*INSTRUCTIONS FOR THE TASK*
Locate the word "degtinės" in the entries below, then gather every line that holds it.

Part of a data file:
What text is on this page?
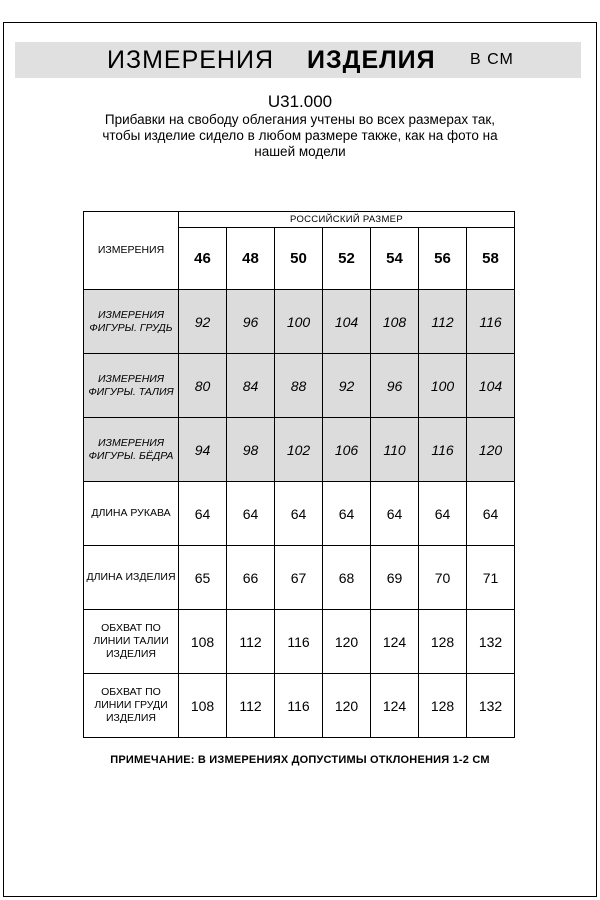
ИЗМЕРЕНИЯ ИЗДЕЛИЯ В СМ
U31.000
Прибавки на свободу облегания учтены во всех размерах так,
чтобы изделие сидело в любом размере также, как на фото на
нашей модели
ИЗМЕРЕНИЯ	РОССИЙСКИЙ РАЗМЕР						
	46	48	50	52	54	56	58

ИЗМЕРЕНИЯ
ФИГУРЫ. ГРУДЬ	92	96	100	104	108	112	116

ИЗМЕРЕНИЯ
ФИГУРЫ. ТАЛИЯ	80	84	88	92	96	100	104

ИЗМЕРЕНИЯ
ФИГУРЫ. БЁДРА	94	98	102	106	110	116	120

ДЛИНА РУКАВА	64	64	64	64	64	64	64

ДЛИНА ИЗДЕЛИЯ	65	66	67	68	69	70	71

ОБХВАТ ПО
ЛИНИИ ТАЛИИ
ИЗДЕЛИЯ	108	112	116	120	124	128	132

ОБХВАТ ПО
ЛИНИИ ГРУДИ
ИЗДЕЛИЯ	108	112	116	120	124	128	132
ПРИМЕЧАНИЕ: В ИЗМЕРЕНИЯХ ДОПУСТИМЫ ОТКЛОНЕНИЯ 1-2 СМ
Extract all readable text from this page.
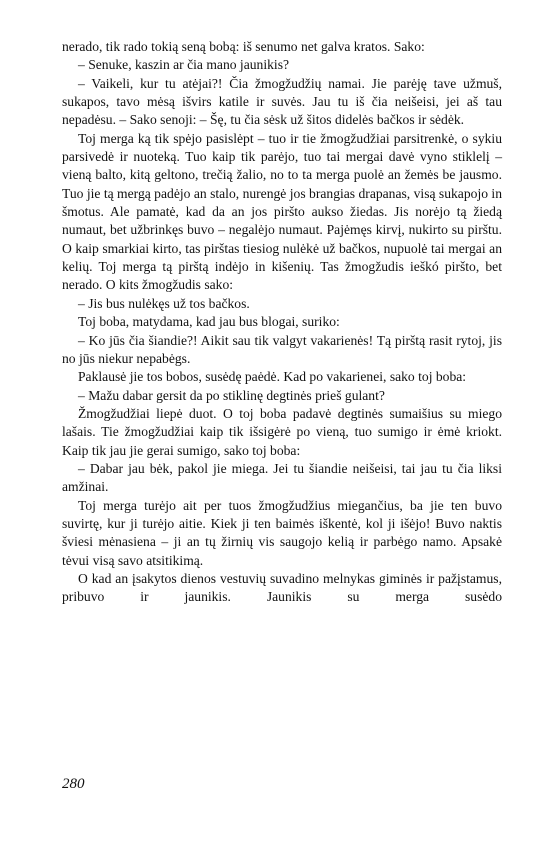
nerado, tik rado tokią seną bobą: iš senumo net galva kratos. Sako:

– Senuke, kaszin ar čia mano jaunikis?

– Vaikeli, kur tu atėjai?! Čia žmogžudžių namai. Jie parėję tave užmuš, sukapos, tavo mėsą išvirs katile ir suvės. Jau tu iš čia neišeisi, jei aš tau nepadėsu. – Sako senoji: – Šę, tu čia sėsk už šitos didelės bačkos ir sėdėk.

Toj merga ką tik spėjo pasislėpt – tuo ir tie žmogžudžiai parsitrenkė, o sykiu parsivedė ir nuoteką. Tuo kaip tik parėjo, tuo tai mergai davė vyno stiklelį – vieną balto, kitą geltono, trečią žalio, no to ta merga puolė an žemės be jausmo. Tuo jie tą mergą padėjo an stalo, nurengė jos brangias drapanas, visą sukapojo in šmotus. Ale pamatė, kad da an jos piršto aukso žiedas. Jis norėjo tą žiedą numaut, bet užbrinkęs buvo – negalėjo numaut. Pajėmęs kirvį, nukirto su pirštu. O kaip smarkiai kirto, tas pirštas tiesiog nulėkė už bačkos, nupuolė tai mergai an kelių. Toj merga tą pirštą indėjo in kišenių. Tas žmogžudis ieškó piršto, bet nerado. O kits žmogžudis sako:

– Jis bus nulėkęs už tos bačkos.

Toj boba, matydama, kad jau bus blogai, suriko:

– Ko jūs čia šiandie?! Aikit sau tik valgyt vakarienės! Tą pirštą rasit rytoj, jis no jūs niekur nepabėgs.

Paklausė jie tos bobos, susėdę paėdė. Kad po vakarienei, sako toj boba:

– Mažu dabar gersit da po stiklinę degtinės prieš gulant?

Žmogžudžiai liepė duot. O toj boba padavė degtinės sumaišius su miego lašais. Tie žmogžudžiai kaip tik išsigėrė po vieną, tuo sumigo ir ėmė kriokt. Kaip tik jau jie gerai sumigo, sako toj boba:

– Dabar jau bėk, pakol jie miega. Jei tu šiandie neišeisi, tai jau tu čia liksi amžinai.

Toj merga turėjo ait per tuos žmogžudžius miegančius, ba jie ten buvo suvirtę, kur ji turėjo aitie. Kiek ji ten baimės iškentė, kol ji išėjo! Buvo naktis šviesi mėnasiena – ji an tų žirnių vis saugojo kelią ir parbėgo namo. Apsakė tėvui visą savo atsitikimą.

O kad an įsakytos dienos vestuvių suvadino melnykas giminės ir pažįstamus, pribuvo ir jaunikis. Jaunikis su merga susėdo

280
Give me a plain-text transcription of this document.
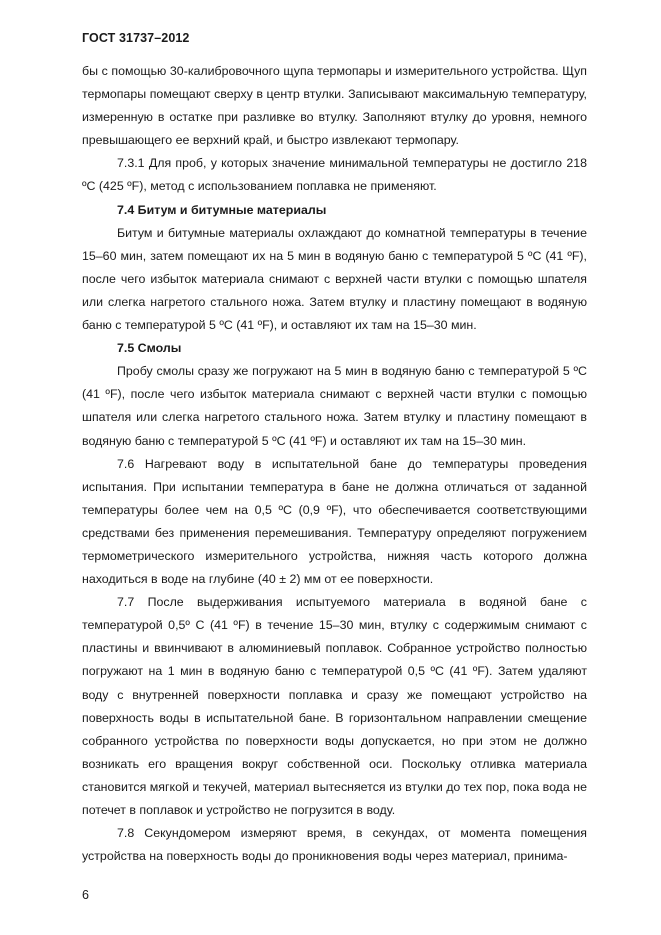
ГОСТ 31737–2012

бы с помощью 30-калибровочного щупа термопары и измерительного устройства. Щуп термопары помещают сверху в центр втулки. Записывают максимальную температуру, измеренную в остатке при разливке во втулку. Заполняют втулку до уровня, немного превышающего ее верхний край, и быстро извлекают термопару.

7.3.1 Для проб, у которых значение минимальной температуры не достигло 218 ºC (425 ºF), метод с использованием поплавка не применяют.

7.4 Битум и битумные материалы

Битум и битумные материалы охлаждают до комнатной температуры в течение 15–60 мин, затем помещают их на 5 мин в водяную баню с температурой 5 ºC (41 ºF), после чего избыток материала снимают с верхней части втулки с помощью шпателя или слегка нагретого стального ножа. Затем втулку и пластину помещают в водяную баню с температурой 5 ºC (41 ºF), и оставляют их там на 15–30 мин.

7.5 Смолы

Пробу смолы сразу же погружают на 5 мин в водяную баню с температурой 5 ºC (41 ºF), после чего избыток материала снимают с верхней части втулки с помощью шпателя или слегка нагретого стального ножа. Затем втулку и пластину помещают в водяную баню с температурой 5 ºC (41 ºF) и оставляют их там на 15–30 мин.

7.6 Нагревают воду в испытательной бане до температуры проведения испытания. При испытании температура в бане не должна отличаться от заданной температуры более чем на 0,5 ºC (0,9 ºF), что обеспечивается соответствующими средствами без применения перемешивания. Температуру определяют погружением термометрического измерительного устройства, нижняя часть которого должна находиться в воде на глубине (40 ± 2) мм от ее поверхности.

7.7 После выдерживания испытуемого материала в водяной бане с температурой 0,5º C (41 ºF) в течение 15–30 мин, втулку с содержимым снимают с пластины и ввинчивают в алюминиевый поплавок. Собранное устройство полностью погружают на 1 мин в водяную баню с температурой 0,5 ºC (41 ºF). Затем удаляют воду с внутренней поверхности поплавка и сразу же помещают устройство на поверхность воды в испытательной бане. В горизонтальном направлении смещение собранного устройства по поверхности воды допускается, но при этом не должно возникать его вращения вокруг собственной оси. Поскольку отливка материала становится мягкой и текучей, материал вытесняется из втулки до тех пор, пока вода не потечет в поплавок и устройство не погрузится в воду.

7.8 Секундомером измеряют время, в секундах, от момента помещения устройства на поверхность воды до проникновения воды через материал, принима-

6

*ANSWER TO THE EXERCISE*
– Mažu dabar gersit da po stiklinę degtinės prieš gulant?
Žmogžudžiai liepė duot. O toj boba padavė degtinės sumaišius su miego lašais. Tie žmogžudžiai kaip tik išsigėrė po vieną, tuo sumigo ir ėmė kriokt. Kaip tik jau jie gerai sumigo, sako toj boba:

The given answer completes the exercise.